**Extracted data**
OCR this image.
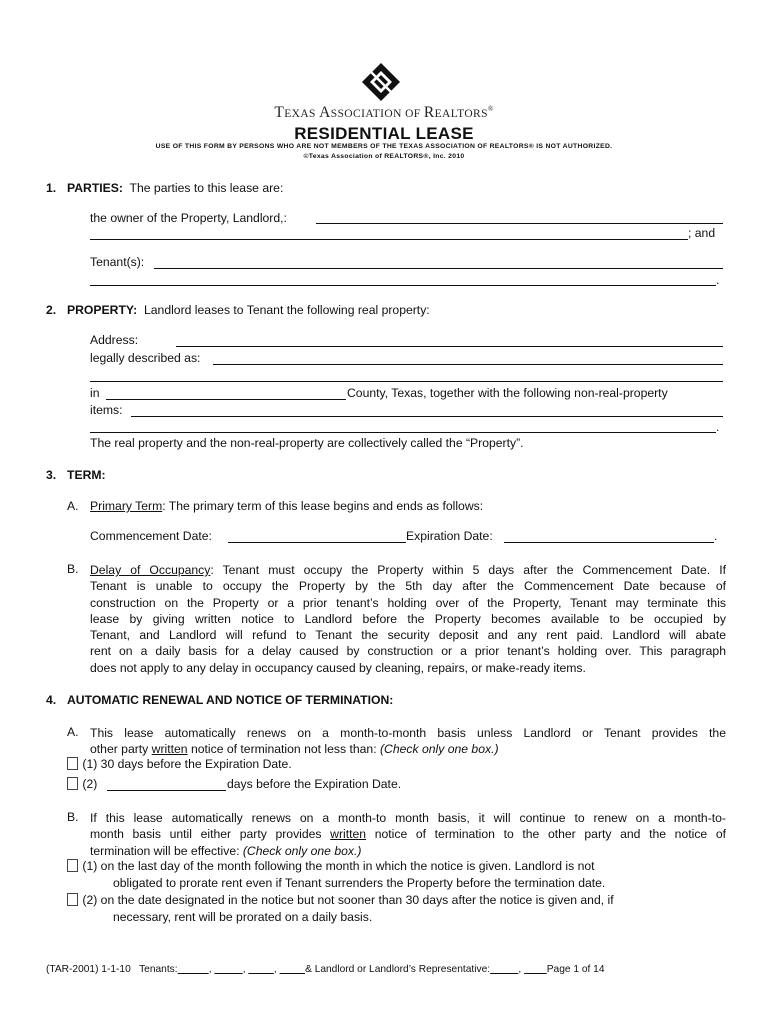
TEXAS ASSOCIATION OF REALTORS®
RESIDENTIAL LEASE
USE OF THIS FORM BY PERSONS WHO ARE NOT MEMBERS OF THE TEXAS ASSOCIATION OF REALTORS® IS NOT AUTHORIZED.
©Texas Association of REALTORS®, Inc. 2010
1. PARTIES: The parties to this lease are:
the owner of the Property, Landlord,:
; and
Tenant(s):
.
2. PROPERTY: Landlord leases to Tenant the following real property:
Address:
legally described as:
in	County, Texas, together with the following non-real-property
items:
.
The real property and the non-real-property are collectively called the “Property”.
3. TERM:
A. Primary Term: The primary term of this lease begins and ends as follows:
Commencement Date:	Expiration Date:	.
B. Delay of Occupancy: Tenant must occupy the Property within 5 days after the Commencement Date. If
Tenant is unable to occupy the Property by the 5th day after the Commencement Date because of
construction on the Property or a prior tenant’s holding over of the Property, Tenant may terminate this
lease by giving written notice to Landlord before the Property becomes available to be occupied by
Tenant, and Landlord will refund to Tenant the security deposit and any rent paid. Landlord will abate
rent on a daily basis for a delay caused by construction or a prior tenant’s holding over. This paragraph
does not apply to any delay in occupancy caused by cleaning, repairs, or make-ready items.
4. AUTOMATIC RENEWAL AND NOTICE OF TERMINATION:
A. This lease automatically renews on a month-to-month basis unless Landlord or Tenant provides the
other party written notice of termination not less than: (Check only one box.)
(1) 30 days before the Expiration Date.
(2)	days before the Expiration Date.
B. If this lease automatically renews on a month-to month basis, it will continue to renew on a month-to-
month basis until either party provides written notice of termination to the other party and the notice of
termination will be effective: (Check only one box.)
(1) on the last day of the month following the month in which the notice is given. Landlord is not
obligated to prorate rent even if Tenant surrenders the Property before the termination date.
(2) on the date designated in the notice but not sooner than 30 days after the notice is given and, if
necessary, rent will be prorated on a daily basis.
(TAR-2001) 1-1-10 Tenants:	,	,	,	& Landlord or Landlord’s Representative:	,	Page 1 of 14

**Objective**
Reproduce the material word for word, minus the images.

**Result below**
OCR this image.
TEXAS ASSOCIATION OF REALTORS®
RESIDENTIAL LEASE
USE OF THIS FORM BY PERSONS WHO ARE NOT MEMBERS OF THE TEXAS ASSOCIATION OF REALTORS® IS NOT AUTHORIZED.
©Texas Association of REALTORS®, Inc. 2010
1. PARTIES: The parties to this lease are:
the owner of the Property, Landlord,:
; and
Tenant(s):
.
2. PROPERTY: Landlord leases to Tenant the following real property:
Address:
legally described as:
in	County, Texas, together with the following non-real-property
items:
.
The real property and the non-real-property are collectively called the “Property”.
3. TERM:
A. Primary Term: The primary term of this lease begins and ends as follows:
Commencement Date:	Expiration Date:	.
B. Delay of Occupancy: Tenant must occupy the Property within 5 days after the Commencement Date. If
Tenant is unable to occupy the Property by the 5th day after the Commencement Date because of
construction on the Property or a prior tenant’s holding over of the Property, Tenant may terminate this
lease by giving written notice to Landlord before the Property becomes available to be occupied by
Tenant, and Landlord will refund to Tenant the security deposit and any rent paid. Landlord will abate
rent on a daily basis for a delay caused by construction or a prior tenant’s holding over. This paragraph
does not apply to any delay in occupancy caused by cleaning, repairs, or make-ready items.
4. AUTOMATIC RENEWAL AND NOTICE OF TERMINATION:
A. This lease automatically renews on a month-to-month basis unless Landlord or Tenant provides the
other party written notice of termination not less than: (Check only one box.)
(1) 30 days before the Expiration Date.
(2)	days before the Expiration Date.
B. If this lease automatically renews on a month-to month basis, it will continue to renew on a month-to-
month basis until either party provides written notice of termination to the other party and the notice of
termination will be effective: (Check only one box.)
(1) on the last day of the month following the month in which the notice is given. Landlord is not
obligated to prorate rent even if Tenant surrenders the Property before the termination date.
(2) on the date designated in the notice but not sooner than 30 days after the notice is given and, if
necessary, rent will be prorated on a daily basis.
(TAR-2001) 1-1-10 Tenants:	,	,	,	& Landlord or Landlord’s Representative:	,	Page 1 of 14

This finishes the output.